--- Instruction ---
Turn every line of the data below into a numbered list, leaving out any blank lines.

[Stored entries]
===============

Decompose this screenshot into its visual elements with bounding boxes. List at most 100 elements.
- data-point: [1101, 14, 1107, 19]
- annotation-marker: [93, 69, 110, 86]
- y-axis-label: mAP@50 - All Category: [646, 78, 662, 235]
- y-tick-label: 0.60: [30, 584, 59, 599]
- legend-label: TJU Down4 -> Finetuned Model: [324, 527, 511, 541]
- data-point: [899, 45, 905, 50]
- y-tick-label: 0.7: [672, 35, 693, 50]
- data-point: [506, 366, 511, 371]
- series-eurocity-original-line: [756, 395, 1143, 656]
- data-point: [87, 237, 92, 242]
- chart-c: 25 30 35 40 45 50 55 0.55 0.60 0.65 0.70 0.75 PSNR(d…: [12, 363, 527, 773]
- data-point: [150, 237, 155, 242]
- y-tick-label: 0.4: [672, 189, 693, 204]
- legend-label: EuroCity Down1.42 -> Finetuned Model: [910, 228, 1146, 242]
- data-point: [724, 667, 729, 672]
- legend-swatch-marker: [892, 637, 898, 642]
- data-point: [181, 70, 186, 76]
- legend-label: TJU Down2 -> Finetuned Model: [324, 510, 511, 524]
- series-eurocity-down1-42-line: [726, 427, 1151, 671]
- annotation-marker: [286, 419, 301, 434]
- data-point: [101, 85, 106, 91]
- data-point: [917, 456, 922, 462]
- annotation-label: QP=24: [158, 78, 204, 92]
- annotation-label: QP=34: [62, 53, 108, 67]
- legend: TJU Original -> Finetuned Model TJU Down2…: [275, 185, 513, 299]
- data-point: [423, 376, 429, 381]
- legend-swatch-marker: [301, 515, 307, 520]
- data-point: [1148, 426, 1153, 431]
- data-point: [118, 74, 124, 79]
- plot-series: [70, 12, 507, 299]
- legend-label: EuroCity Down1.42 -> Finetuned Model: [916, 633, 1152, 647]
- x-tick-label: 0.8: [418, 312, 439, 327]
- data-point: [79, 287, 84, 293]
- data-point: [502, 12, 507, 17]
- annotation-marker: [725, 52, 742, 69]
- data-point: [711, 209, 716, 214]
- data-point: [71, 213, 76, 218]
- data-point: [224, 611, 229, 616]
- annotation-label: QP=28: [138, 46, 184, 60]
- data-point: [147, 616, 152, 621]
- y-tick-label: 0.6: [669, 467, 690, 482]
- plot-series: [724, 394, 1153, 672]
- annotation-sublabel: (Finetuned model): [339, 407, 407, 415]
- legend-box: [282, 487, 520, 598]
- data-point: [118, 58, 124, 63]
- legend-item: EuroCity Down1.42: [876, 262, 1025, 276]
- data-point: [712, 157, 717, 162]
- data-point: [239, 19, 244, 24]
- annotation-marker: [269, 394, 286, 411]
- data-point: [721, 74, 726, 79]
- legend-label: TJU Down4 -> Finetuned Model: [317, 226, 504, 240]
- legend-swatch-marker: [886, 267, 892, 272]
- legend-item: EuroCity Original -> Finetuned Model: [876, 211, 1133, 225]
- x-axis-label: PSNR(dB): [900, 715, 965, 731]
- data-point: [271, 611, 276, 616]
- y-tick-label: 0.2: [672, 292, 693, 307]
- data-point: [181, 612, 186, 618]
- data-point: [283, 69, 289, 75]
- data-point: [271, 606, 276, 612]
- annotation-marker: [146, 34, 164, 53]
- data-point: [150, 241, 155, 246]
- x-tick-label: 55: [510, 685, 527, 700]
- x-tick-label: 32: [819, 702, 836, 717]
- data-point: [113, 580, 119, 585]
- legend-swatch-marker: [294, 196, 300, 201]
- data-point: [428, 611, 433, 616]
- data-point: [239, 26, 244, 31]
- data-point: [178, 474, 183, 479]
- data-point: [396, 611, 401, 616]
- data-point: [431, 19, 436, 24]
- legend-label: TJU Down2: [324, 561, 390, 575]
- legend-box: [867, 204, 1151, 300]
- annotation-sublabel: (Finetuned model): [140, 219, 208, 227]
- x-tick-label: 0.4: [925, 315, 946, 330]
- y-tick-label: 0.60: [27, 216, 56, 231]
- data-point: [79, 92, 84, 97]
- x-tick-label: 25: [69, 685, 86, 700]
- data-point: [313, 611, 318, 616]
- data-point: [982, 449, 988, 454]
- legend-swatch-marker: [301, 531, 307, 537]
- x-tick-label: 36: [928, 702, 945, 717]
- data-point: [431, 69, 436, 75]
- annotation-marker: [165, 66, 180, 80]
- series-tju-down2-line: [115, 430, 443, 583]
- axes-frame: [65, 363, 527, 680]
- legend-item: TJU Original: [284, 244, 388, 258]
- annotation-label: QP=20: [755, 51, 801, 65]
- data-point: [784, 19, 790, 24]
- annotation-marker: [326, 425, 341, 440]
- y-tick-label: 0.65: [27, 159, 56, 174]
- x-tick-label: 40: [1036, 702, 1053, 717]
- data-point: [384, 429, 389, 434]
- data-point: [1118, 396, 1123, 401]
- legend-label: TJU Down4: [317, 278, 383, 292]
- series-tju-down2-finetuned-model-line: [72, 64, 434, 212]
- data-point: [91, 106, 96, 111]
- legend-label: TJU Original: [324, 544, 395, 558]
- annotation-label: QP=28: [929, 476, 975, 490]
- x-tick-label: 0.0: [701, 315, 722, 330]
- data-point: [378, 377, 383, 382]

===============

--- The solution ---
1. Decompose this screenshot into its visual elements with bounding boxes. List at most 100 elements.
2. - data-point: [1101, 14, 1107, 19]
3. - annotation-marker: [93, 69, 110, 86]
4. - y-axis-label: mAP@50 - All Category: [646, 78, 662, 235]
5. - y-tick-label: 0.60: [30, 584, 59, 599]
6. - legend-label: TJU Down4 -> Finetuned Model: [324, 527, 511, 541]
7. - data-point: [899, 45, 905, 50]
8. - y-tick-label: 0.7: [672, 35, 693, 50]
9. - data-point: [506, 366, 511, 371]
10. - series-eurocity-original-line: [756, 395, 1143, 656]
11. - data-point: [87, 237, 92, 242]
12. - chart-c: 25 30 35 40 45 50 55 0.55 0.60 0.65 0.70 0.75 PSNR(d…: [12, 363, 527, 773]
13. - data-point: [150, 237, 155, 242]
14. - y-tick-label: 0.4: [672, 189, 693, 204]
15. - legend-label: EuroCity Down1.42 -> Finetuned Model: [910, 228, 1146, 242]
16. - data-point: [724, 667, 729, 672]
17. - legend-swatch-marker: [892, 637, 898, 642]
18. - data-point: [181, 70, 186, 76]
19. - legend-label: TJU Down2 -> Finetuned Model: [324, 510, 511, 524]
20. - series-eurocity-down1-42-line: [726, 427, 1151, 671]
21. - annotation-marker: [286, 419, 301, 434]
22. - data-point: [101, 85, 106, 91]
23. - data-point: [917, 456, 922, 462]
24. - annotation-label: QP=24: [158, 78, 204, 92]
25. - annotation-label: QP=34: [62, 53, 108, 67]
26. - legend: TJU Original -> Finetuned Model TJU Down2…: [275, 185, 513, 299]
27. - data-point: [423, 376, 429, 381]
28. - legend-swatch-marker: [301, 515, 307, 520]
29. - data-point: [1148, 426, 1153, 431]
30. - data-point: [118, 74, 124, 79]
31. - plot-series: [70, 12, 507, 299]
32. - legend-label: EuroCity Down1.42 -> Finetuned Model: [916, 633, 1152, 647]
33. - x-tick-label: 0.8: [418, 312, 439, 327]
34. - data-point: [79, 287, 84, 293]
35. - data-point: [502, 12, 507, 17]
36. - annotation-marker: [725, 52, 742, 69]
37. - data-point: [711, 209, 716, 214]
38. - data-point: [71, 213, 76, 218]
39. - data-point: [224, 611, 229, 616]
40. - annotation-label: QP=28: [138, 46, 184, 60]
41. - data-point: [147, 616, 152, 621]
42. - y-tick-label: 0.6: [669, 467, 690, 482]
43. - plot-series: [724, 394, 1153, 672]
44. - annotation-sublabel: (Finetuned model): [339, 407, 407, 415]
45. - legend-box: [282, 487, 520, 598]
46. - data-point: [118, 58, 124, 63]
47. - legend-item: EuroCity Down1.42: [876, 262, 1025, 276]
48. - data-point: [712, 157, 717, 162]
49. - data-point: [239, 19, 244, 24]
50. - annotation-marker: [269, 394, 286, 411]
51. - data-point: [721, 74, 726, 79]
52. - legend-label: TJU Down4 -> Finetuned Model: [317, 226, 504, 240]
53. - legend-swatch-marker: [886, 267, 892, 272]
54. - legend-item: EuroCity Original -> Finetuned Model: [876, 211, 1133, 225]
55. - x-axis-label: PSNR(dB): [900, 715, 965, 731]
56. - data-point: [271, 611, 276, 616]
57. - y-tick-label: 0.2: [672, 292, 693, 307]
58. - data-point: [181, 612, 186, 618]
59. - data-point: [283, 69, 289, 75]
60. - data-point: [271, 606, 276, 612]
61. - annotation-marker: [146, 34, 164, 53]
62. - data-point: [150, 241, 155, 246]
63. - x-tick-label: 55: [510, 685, 527, 700]
64. - x-tick-label: 32: [819, 702, 836, 717]
65. - data-point: [113, 580, 119, 585]
66. - legend-swatch-marker: [294, 196, 300, 201]
67. - data-point: [428, 611, 433, 616]
68. - data-point: [239, 26, 244, 31]
69. - data-point: [178, 474, 183, 479]
70. - data-point: [396, 611, 401, 616]
71. - data-point: [431, 19, 436, 24]
72. - legend-label: TJU Down2: [324, 561, 390, 575]
73. - legend-box: [867, 204, 1151, 300]
74. - annotation-sublabel: (Finetuned model): [140, 219, 208, 227]
75. - x-tick-label: 0.4: [925, 315, 946, 330]
76. - y-tick-label: 0.60: [27, 216, 56, 231]
77. - data-point: [79, 92, 84, 97]
78. - x-tick-label: 25: [69, 685, 86, 700]
79. - data-point: [313, 611, 318, 616]
80. - data-point: [982, 449, 988, 454]
81. - legend-swatch-marker: [301, 531, 307, 537]
82. - x-tick-label: 36: [928, 702, 945, 717]
83. - data-point: [431, 69, 436, 75]
84. - annotation-marker: [165, 66, 180, 80]
85. - series-tju-down2-line: [115, 430, 443, 583]
86. - axes-frame: [65, 363, 527, 680]
87. - legend-item: TJU Original: [284, 244, 388, 258]
88. - annotation-label: QP=20: [755, 51, 801, 65]
89. - data-point: [784, 19, 790, 24]
90. - annotation-marker: [326, 425, 341, 440]
91. - y-tick-label: 0.65: [27, 159, 56, 174]
92. - x-tick-label: 40: [1036, 702, 1053, 717]
93. - data-point: [384, 429, 389, 434]
94. - data-point: [1118, 396, 1123, 401]
95. - legend-label: TJU Down4: [317, 278, 383, 292]
96. - series-tju-down2-finetuned-model-line: [72, 64, 434, 212]
97. - data-point: [91, 106, 96, 111]
98. - legend-label: TJU Original: [324, 544, 395, 558]
99. - annotation-label: QP=28: [929, 476, 975, 490]
100. - x-tick-label: 0.0: [701, 315, 722, 330]
101. - data-point: [378, 377, 383, 382]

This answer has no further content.